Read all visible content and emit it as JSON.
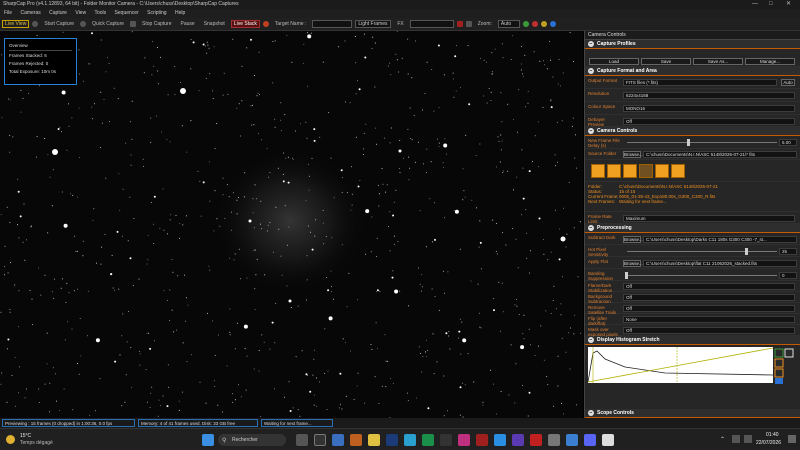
{
  "window": {
    "title": "SharpCap Pro (v4.1.12893, 64 bit) - Folder Monitor Camera - C:\\Users\\chuss\\Desktop\\SharpCap Captures"
  },
  "menu": [
    "File",
    "Cameras",
    "Capture",
    "View",
    "Tools",
    "Sequencer",
    "Scripting",
    "Help"
  ],
  "toolbar": {
    "live_view": "Live View",
    "start_capture": "Start Capture",
    "quick_capture": "Quick Capture",
    "stop_capture": "Stop Capture",
    "pause": "Pause",
    "snapshot": "Snapshot",
    "live_stack": "Live Stack",
    "target_name_label": "Target Name :",
    "target_name_value": "",
    "light_frames": "Light Frames",
    "fx_label": "FX",
    "fx_value": "",
    "zoom_label": "Zoom:",
    "zoom_value": "Auto"
  },
  "overview": {
    "title": "Overview",
    "frames_stacked": "Frames Stacked:  6",
    "frames_rejected": "Frames Rejected:  0",
    "total_exposure": "Total Exposure:     10m 0s"
  },
  "panel": {
    "title": "Camera Controls",
    "capture_profiles": {
      "header": "Capture Profiles",
      "load": "Load",
      "save": "Save",
      "save_as": "Save As...",
      "manage": "Manage..."
    },
    "capture_format": {
      "header": "Capture Format and Area",
      "output_format_label": "Output Format",
      "output_format": "FITS files (*.fits)",
      "auto": "Auto",
      "resolution_label": "Resolution",
      "resolution": "6224x4168",
      "colour_space_label": "Colour Space",
      "colour_space": "MONO16",
      "debayer_label": "Debayer Preview",
      "debayer": "Off"
    },
    "camera_controls": {
      "header": "Camera Controls",
      "new_frame_label": "New Frame File Delay (s)",
      "new_frame_value": "5.00",
      "source_folder_label": "Source Folder",
      "browse": "Browse...",
      "source_folder": "C:\\chuss\\Documents\\N.I.N\\ASC 5148\\2026-07-21\\* fits",
      "folder_label": "Folder:",
      "folder_value": "C:\\chuss\\Documents\\N.I.N\\ASC 5148\\2026-07-21",
      "status_label": "Status:",
      "status_value": "15 of 15",
      "current_frame_label": "Current Frame:",
      "current_frame_value": "0005_01-35-43_Exp180.00s_G300_C300_R.fits",
      "next_frames_label": "Next Frames:",
      "next_frames_value": "Waiting for next frame...",
      "frame_rate_label": "Frame Rate Limit",
      "frame_rate": "Maximum"
    },
    "preprocessing": {
      "header": "Preprocessing",
      "subtract_dark_label": "Subtract Dark",
      "subtract_dark": "C:\\Users\\chuss\\Desktop\\Darks C11 180s G300 C300 -7_st...",
      "hot_pixel_label": "Hot Pixel Sensitivity",
      "hot_pixel": "25",
      "apply_flat_label": "Apply Flat",
      "apply_flat": "C:\\Users\\chuss\\Desktop\\flat C11 21062026_stacked.fits",
      "banding_label": "Banding Suppression",
      "banding": "0",
      "flat_dark_label": "Flame/Dark Stabilization",
      "flat_dark": "Off",
      "background_label": "Background Subtraction",
      "background": "Off",
      "satellite_label": "Remove Satellite Trails",
      "satellite": "Off",
      "flip_label": "Flip (after dark/flat)",
      "flip": "None",
      "mask_label": "Mask over exposed pixels",
      "mask": "Off"
    },
    "histogram": {
      "header": "Display Histogram Stretch"
    },
    "scope": {
      "header": "Scope Controls"
    }
  },
  "status": {
    "previewing": "Previewing : 15 frames (0 dropped) in 1:00:36, 0.0 fps",
    "memory": "Memory: 4 of 41 frames used. Disk: 33 GB free",
    "waiting": "Waiting for next frame..."
  },
  "taskbar": {
    "temperature": "15°C",
    "weather": "Temps dégagé",
    "search": "Rechercher",
    "time": "01:40",
    "date": "22/07/2026"
  },
  "colors": {
    "accent": "#f09020",
    "panel_bg": "#262626",
    "overview_border": "#2a7fd4"
  }
}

┄┄┄┄┄┄┄┄┄┄

WHAT THIS TASK INVOLVES: Pull out each line holding the string "Waiting".

EXPECTED ANSWER:
      "next_frames_value": "Waiting for next frame...",
    "waiting": "Waiting for next frame..."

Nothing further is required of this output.